— START OF RECORD EXCERPTS —
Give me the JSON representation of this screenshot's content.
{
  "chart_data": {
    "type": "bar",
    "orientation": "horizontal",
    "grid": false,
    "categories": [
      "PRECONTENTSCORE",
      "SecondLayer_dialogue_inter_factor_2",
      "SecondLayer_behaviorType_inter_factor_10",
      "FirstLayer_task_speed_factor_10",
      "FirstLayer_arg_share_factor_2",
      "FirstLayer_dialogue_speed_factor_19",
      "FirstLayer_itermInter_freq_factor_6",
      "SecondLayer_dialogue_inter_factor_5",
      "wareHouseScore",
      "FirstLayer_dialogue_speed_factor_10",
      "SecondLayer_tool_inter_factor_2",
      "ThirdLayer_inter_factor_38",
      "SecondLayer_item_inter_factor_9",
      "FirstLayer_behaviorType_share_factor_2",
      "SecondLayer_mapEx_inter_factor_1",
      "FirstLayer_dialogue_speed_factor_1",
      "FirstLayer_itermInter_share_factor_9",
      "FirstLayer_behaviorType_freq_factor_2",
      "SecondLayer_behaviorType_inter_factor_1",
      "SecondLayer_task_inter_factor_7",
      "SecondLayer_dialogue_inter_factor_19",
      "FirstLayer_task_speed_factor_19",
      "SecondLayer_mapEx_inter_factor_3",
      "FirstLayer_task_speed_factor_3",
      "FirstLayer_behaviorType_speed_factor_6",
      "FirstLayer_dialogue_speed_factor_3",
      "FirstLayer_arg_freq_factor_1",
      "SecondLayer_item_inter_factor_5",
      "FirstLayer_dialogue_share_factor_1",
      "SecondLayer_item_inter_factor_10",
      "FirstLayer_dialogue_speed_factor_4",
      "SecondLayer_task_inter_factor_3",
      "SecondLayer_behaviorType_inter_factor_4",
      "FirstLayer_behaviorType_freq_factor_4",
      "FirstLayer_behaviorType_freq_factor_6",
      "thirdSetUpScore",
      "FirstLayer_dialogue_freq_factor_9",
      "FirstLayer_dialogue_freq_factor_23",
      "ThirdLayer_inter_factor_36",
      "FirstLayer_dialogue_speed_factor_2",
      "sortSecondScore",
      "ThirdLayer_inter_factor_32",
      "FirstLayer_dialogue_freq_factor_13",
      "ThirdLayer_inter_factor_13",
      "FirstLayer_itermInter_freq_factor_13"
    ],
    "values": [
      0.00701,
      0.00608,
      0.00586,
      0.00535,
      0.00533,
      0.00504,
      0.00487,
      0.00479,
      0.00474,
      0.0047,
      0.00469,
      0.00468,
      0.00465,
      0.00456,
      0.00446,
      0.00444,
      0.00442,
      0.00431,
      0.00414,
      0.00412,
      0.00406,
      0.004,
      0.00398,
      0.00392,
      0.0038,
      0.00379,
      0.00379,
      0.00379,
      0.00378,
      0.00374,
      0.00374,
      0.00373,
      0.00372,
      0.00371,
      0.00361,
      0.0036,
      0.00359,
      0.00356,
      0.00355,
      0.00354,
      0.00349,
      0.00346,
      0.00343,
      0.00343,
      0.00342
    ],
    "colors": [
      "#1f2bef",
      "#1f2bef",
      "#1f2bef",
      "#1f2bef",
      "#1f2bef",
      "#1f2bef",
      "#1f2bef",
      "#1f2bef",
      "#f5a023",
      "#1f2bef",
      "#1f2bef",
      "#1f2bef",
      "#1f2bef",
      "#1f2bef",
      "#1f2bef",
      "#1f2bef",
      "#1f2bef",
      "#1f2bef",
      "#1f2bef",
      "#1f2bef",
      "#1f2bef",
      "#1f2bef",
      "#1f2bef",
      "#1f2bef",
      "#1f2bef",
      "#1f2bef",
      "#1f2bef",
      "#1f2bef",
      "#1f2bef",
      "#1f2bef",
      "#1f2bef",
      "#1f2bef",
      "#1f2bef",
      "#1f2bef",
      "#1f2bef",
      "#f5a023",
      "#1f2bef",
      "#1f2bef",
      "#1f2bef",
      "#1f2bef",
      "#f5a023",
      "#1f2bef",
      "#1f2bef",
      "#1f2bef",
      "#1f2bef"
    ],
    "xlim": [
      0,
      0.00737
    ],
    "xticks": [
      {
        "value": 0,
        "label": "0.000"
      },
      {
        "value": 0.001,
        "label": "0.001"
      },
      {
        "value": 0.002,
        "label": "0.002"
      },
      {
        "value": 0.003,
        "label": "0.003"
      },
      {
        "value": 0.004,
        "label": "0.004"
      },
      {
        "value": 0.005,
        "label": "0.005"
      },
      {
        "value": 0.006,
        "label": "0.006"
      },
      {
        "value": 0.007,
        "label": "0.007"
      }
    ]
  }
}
— END OF RECORD EXCERPTS —
Write the data out again in full and exactly.

_WRITTEN REPLY_
Give me the JSON representation of this screenshot's content.
{
  "chart_data": {
    "type": "bar",
    "orientation": "horizontal",
    "grid": false,
    "categories": [
      "PRECONTENTSCORE",
      "SecondLayer_dialogue_inter_factor_2",
      "SecondLayer_behaviorType_inter_factor_10",
      "FirstLayer_task_speed_factor_10",
      "FirstLayer_arg_share_factor_2",
      "FirstLayer_dialogue_speed_factor_19",
      "FirstLayer_itermInter_freq_factor_6",
      "SecondLayer_dialogue_inter_factor_5",
      "wareHouseScore",
      "FirstLayer_dialogue_speed_factor_10",
      "SecondLayer_tool_inter_factor_2",
      "ThirdLayer_inter_factor_38",
      "SecondLayer_item_inter_factor_9",
      "FirstLayer_behaviorType_share_factor_2",
      "SecondLayer_mapEx_inter_factor_1",
      "FirstLayer_dialogue_speed_factor_1",
      "FirstLayer_itermInter_share_factor_9",
      "FirstLayer_behaviorType_freq_factor_2",
      "SecondLayer_behaviorType_inter_factor_1",
      "SecondLayer_task_inter_factor_7",
      "SecondLayer_dialogue_inter_factor_19",
      "FirstLayer_task_speed_factor_19",
      "SecondLayer_mapEx_inter_factor_3",
      "FirstLayer_task_speed_factor_3",
      "FirstLayer_behaviorType_speed_factor_6",
      "FirstLayer_dialogue_speed_factor_3",
      "FirstLayer_arg_freq_factor_1",
      "SecondLayer_item_inter_factor_5",
      "FirstLayer_dialogue_share_factor_1",
      "SecondLayer_item_inter_factor_10",
      "FirstLayer_dialogue_speed_factor_4",
      "SecondLayer_task_inter_factor_3",
      "SecondLayer_behaviorType_inter_factor_4",
      "FirstLayer_behaviorType_freq_factor_4",
      "FirstLayer_behaviorType_freq_factor_6",
      "thirdSetUpScore",
      "FirstLayer_dialogue_freq_factor_9",
      "FirstLayer_dialogue_freq_factor_23",
      "ThirdLayer_inter_factor_36",
      "FirstLayer_dialogue_speed_factor_2",
      "sortSecondScore",
      "ThirdLayer_inter_factor_32",
      "FirstLayer_dialogue_freq_factor_13",
      "ThirdLayer_inter_factor_13",
      "FirstLayer_itermInter_freq_factor_13"
    ],
    "values": [
      0.00701,
      0.00608,
      0.00586,
      0.00535,
      0.00533,
      0.00504,
      0.00487,
      0.00479,
      0.00474,
      0.0047,
      0.00469,
      0.00468,
      0.00465,
      0.00456,
      0.00446,
      0.00444,
      0.00442,
      0.00431,
      0.00414,
      0.00412,
      0.00406,
      0.004,
      0.00398,
      0.00392,
      0.0038,
      0.00379,
      0.00379,
      0.00379,
      0.00378,
      0.00374,
      0.00374,
      0.00373,
      0.00372,
      0.00371,
      0.00361,
      0.0036,
      0.00359,
      0.00356,
      0.00355,
      0.00354,
      0.00349,
      0.00346,
      0.00343,
      0.00343,
      0.00342
    ],
    "colors": [
      "#1f2bef",
      "#1f2bef",
      "#1f2bef",
      "#1f2bef",
      "#1f2bef",
      "#1f2bef",
      "#1f2bef",
      "#1f2bef",
      "#f5a023",
      "#1f2bef",
      "#1f2bef",
      "#1f2bef",
      "#1f2bef",
      "#1f2bef",
      "#1f2bef",
      "#1f2bef",
      "#1f2bef",
      "#1f2bef",
      "#1f2bef",
      "#1f2bef",
      "#1f2bef",
      "#1f2bef",
      "#1f2bef",
      "#1f2bef",
      "#1f2bef",
      "#1f2bef",
      "#1f2bef",
      "#1f2bef",
      "#1f2bef",
      "#1f2bef",
      "#1f2bef",
      "#1f2bef",
      "#1f2bef",
      "#1f2bef",
      "#1f2bef",
      "#f5a023",
      "#1f2bef",
      "#1f2bef",
      "#1f2bef",
      "#1f2bef",
      "#f5a023",
      "#1f2bef",
      "#1f2bef",
      "#1f2bef",
      "#1f2bef"
    ],
    "xlim": [
      0,
      0.00737
    ],
    "xticks": [
      {
        "value": 0,
        "label": "0.000"
      },
      {
        "value": 0.001,
        "label": "0.001"
      },
      {
        "value": 0.002,
        "label": "0.002"
      },
      {
        "value": 0.003,
        "label": "0.003"
      },
      {
        "value": 0.004,
        "label": "0.004"
      },
      {
        "value": 0.005,
        "label": "0.005"
      },
      {
        "value": 0.006,
        "label": "0.006"
      },
      {
        "value": 0.007,
        "label": "0.007"
      }
    ]
  }
}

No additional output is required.